Extracted data entries:
..........
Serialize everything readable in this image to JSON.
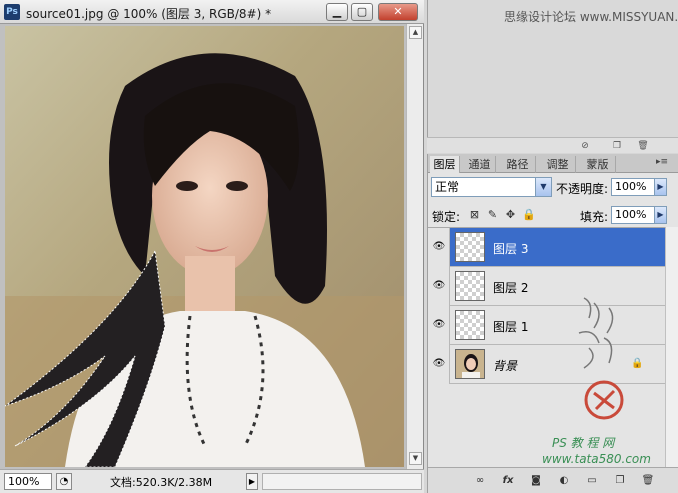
{
  "document": {
    "app_icon": "Ps",
    "title": "source01.jpg @ 100% (图层 3, RGB/8#) *",
    "window_buttons": {
      "minimize": "▁",
      "maximize": "▢",
      "close": "✕"
    },
    "zoom": "100%",
    "doc_size": "文档:520.3K/2.38M",
    "status_arrow": "▶",
    "status_icon": "◔"
  },
  "watermark": "思缘设计论坛 www.MISSYUAN.COM",
  "upper_panel_footer_icons": [
    "no-icon",
    "page-icon",
    "trash-icon"
  ],
  "layers_panel": {
    "tabs": [
      {
        "label": "图层",
        "active": true
      },
      {
        "label": "通道",
        "active": false
      },
      {
        "label": "路径",
        "active": false
      },
      {
        "label": "调整",
        "active": false
      },
      {
        "label": "蒙版",
        "active": false
      }
    ],
    "menu_glyph": "▸≡",
    "blend_mode": "正常",
    "opacity_label": "不透明度:",
    "opacity_value": "100%",
    "lock_label": "锁定:",
    "fill_label": "填充:",
    "fill_value": "100%",
    "layers": [
      {
        "name": "图层 3",
        "selected": true,
        "background": false
      },
      {
        "name": "图层 2",
        "selected": false,
        "background": false
      },
      {
        "name": "图层 1",
        "selected": false,
        "background": false
      },
      {
        "name": "背景",
        "selected": false,
        "background": true
      }
    ]
  },
  "side_calligraphy": "他她我帮你",
  "tutorial_mark": "PS 教 程 网",
  "tutorial_url": "www.tata580.com",
  "colors": {
    "selected_layer": "#3a6cc9",
    "close_button": "#c2412e",
    "tutorial_green": "#3a8f55"
  }
}
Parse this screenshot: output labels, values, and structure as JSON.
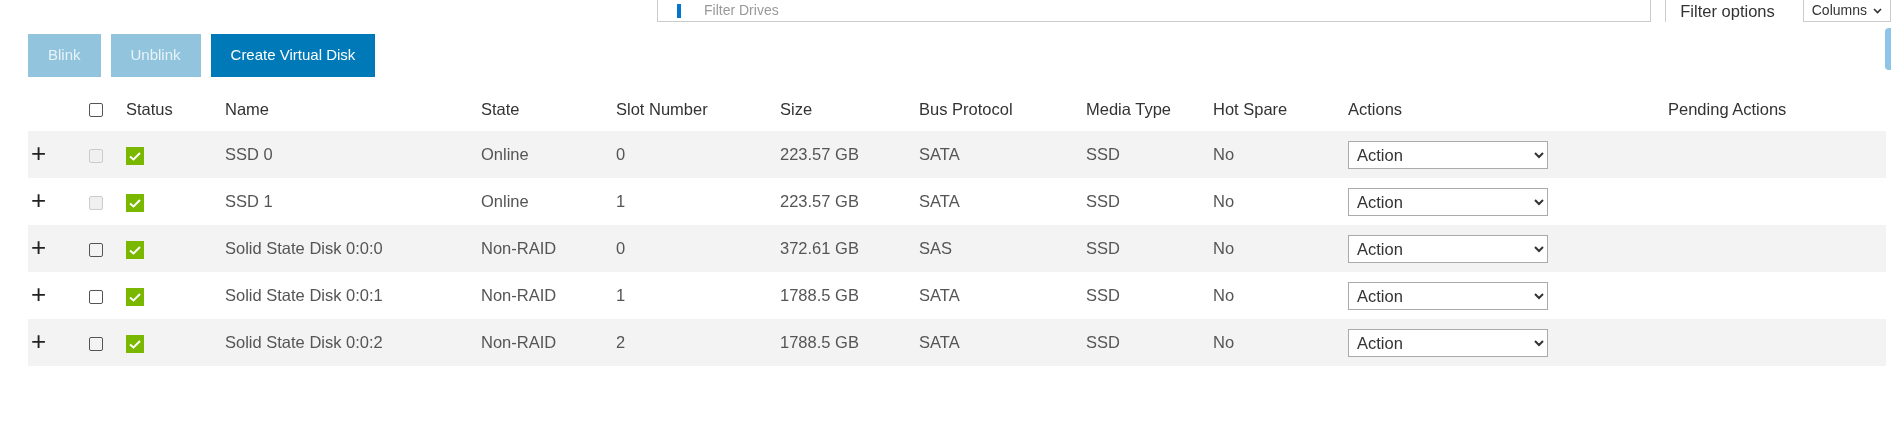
..........
WRITTEN PROBLEM :: Set down the lines of the records above exactly, apart from the pictures.

RESPONSE TO THE TASK ::
Serialize everything readable in this image to JSON.
{
  "document": {
    "app_icon": "Ps",
    "title": "source01.jpg @ 100% (图层 3, RGB/8#) *",
    "window_buttons": {
      "minimize": "▁",
      "maximize": "▢",
      "close": "✕"
    },
    "zoom": "100%",
    "doc_size": "文档:520.3K/2.38M",
    "status_arrow": "▶",
    "status_icon": "◔"
  },
  "watermark": "思缘设计论坛 www.MISSYUAN.COM",
  "upper_panel_footer_icons": [
    "no-icon",
    "page-icon",
    "trash-icon"
  ],
  "layers_panel": {
    "tabs": [
      {
        "label": "图层",
        "active": true
      },
      {
        "label": "通道",
        "active": false
      },
      {
        "label": "路径",
        "active": false
      },
      {
        "label": "调整",
        "active": false
      },
      {
        "label": "蒙版",
        "active": false
      }
    ],
    "menu_glyph": "▸≡",
    "blend_mode": "正常",
    "opacity_label": "不透明度:",
    "opacity_value": "100%",
    "lock_label": "锁定:",
    "fill_label": "填充:",
    "fill_value": "100%",
    "layers": [
      {
        "name": "图层 3",
        "selected": true,
        "background": false
      },
      {
        "name": "图层 2",
        "selected": false,
        "background": false
      },
      {
        "name": "图层 1",
        "selected": false,
        "background": false
      },
      {
        "name": "背景",
        "selected": false,
        "background": true
      }
    ]
  },
  "side_calligraphy": "他她我帮你",
  "tutorial_mark": "PS 教 程 网",
  "tutorial_url": "www.tata580.com",
  "colors": {
    "selected_layer": "#3a6cc9",
    "close_button": "#c2412e",
    "tutorial_green": "#3a8f55"
  }
}
Parse this screenshot: output labels, values, and structure as JSON.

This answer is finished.